▸ **Work to be completed**
Below are some records. Copy every line in them that holds "close".

Begin Extracted entries

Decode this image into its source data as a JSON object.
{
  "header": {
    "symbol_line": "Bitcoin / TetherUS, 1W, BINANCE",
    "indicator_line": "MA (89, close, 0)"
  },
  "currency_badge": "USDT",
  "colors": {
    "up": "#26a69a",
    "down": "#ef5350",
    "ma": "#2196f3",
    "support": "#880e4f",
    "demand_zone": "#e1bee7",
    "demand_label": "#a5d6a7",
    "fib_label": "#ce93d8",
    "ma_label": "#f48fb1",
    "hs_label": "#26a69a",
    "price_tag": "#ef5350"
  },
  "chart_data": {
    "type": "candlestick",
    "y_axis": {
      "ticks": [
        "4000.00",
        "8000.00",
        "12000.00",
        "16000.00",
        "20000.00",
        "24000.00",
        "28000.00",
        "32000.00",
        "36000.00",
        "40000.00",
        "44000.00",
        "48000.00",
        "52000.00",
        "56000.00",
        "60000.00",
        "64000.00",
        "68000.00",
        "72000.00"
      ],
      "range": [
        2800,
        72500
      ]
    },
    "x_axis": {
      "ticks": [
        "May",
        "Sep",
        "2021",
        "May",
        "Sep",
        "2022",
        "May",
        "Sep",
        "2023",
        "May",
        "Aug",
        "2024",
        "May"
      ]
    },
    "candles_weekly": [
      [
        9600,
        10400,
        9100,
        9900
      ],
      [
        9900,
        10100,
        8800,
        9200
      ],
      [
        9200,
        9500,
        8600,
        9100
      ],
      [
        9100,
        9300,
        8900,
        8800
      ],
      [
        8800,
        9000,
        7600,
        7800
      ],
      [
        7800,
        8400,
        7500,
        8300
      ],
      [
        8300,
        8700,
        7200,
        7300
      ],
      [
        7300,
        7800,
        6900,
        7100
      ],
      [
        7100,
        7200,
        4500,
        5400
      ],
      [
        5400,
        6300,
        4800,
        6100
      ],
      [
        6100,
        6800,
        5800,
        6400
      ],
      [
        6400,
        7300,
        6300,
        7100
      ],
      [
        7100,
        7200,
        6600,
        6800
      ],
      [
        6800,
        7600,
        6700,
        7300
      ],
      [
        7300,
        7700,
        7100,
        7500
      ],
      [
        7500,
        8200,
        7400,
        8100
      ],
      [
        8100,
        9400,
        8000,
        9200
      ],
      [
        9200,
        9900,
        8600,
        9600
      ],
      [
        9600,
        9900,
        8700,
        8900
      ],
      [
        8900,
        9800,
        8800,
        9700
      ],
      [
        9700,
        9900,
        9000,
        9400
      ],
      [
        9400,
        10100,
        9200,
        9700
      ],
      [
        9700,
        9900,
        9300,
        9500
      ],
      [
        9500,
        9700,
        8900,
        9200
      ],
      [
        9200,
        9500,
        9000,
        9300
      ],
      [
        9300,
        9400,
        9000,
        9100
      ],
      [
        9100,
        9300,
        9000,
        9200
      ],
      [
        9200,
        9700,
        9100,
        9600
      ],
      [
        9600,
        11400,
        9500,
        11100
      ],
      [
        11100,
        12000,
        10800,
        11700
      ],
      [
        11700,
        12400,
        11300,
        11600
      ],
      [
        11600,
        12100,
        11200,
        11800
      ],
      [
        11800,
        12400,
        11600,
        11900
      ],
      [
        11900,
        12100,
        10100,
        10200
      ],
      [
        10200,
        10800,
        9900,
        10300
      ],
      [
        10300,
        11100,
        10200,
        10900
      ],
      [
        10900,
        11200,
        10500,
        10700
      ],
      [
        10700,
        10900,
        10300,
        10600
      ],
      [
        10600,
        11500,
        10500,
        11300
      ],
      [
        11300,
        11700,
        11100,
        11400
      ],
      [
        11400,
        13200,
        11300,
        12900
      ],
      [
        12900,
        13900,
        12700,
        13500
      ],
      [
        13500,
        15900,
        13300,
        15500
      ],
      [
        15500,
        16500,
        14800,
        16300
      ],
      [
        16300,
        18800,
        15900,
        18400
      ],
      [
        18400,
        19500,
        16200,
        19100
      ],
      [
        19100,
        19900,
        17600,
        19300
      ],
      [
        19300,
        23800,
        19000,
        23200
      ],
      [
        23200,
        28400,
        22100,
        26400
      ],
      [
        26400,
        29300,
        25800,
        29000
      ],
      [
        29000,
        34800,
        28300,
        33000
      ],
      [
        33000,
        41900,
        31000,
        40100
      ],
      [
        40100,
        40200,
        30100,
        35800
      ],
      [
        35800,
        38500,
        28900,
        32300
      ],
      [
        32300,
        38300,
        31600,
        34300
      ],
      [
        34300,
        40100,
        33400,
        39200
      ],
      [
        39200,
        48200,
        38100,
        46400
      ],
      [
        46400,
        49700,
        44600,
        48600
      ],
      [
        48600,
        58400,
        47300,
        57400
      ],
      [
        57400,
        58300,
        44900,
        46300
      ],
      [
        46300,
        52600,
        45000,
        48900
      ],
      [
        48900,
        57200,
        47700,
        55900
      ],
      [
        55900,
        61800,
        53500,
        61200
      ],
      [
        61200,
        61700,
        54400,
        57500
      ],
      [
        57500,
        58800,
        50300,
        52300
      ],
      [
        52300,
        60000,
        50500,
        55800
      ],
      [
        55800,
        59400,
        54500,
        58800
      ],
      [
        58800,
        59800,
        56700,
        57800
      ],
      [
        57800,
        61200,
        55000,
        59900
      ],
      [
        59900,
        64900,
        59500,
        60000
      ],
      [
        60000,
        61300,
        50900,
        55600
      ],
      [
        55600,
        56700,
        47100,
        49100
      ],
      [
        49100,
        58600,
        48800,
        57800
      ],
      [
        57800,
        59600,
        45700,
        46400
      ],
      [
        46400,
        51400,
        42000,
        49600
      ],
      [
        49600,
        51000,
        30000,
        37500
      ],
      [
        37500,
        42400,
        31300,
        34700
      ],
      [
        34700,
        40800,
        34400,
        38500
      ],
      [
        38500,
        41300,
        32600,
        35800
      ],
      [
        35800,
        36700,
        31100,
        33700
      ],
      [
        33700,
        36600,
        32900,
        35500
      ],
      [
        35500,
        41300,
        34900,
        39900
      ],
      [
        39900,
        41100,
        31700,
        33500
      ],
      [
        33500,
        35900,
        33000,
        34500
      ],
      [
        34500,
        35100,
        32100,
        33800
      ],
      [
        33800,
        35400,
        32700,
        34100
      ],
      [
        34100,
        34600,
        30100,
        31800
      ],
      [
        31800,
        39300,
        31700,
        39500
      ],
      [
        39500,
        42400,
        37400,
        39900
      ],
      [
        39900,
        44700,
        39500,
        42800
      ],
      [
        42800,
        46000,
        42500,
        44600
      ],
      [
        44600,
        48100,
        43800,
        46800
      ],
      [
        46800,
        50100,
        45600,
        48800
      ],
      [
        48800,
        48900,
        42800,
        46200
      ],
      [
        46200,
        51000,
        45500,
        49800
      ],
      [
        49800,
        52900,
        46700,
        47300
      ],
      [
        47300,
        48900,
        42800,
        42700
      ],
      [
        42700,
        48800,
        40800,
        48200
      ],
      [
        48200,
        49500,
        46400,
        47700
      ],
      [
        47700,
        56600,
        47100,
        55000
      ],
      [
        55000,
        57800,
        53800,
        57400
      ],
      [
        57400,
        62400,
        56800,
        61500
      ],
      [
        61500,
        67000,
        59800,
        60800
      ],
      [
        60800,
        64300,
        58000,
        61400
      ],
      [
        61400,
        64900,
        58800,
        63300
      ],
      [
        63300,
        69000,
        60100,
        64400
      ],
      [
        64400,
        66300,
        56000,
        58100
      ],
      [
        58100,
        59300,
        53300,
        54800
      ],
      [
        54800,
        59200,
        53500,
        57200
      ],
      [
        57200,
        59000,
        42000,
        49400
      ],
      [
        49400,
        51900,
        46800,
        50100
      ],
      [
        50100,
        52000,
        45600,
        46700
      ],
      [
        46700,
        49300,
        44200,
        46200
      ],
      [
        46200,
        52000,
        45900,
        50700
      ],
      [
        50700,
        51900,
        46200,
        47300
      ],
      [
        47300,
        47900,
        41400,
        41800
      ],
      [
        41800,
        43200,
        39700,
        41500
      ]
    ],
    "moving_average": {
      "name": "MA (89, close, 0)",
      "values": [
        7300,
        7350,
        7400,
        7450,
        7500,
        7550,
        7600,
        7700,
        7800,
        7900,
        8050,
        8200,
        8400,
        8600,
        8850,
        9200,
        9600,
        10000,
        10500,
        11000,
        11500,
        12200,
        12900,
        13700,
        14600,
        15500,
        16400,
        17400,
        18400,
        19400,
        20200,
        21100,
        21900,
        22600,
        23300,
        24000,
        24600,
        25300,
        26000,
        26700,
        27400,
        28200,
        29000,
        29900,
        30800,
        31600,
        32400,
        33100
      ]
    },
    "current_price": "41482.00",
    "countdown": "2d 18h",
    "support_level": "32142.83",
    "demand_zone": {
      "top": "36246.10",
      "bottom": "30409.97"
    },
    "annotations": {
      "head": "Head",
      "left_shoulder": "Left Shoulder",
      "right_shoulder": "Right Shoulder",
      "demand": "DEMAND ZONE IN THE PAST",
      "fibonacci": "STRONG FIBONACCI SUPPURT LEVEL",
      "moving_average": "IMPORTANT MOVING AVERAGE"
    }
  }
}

End Extracted entries

▸ **Output**
    "indicator_line": "MA (89, close, 0)"
      "name": "MA (89, close, 0)",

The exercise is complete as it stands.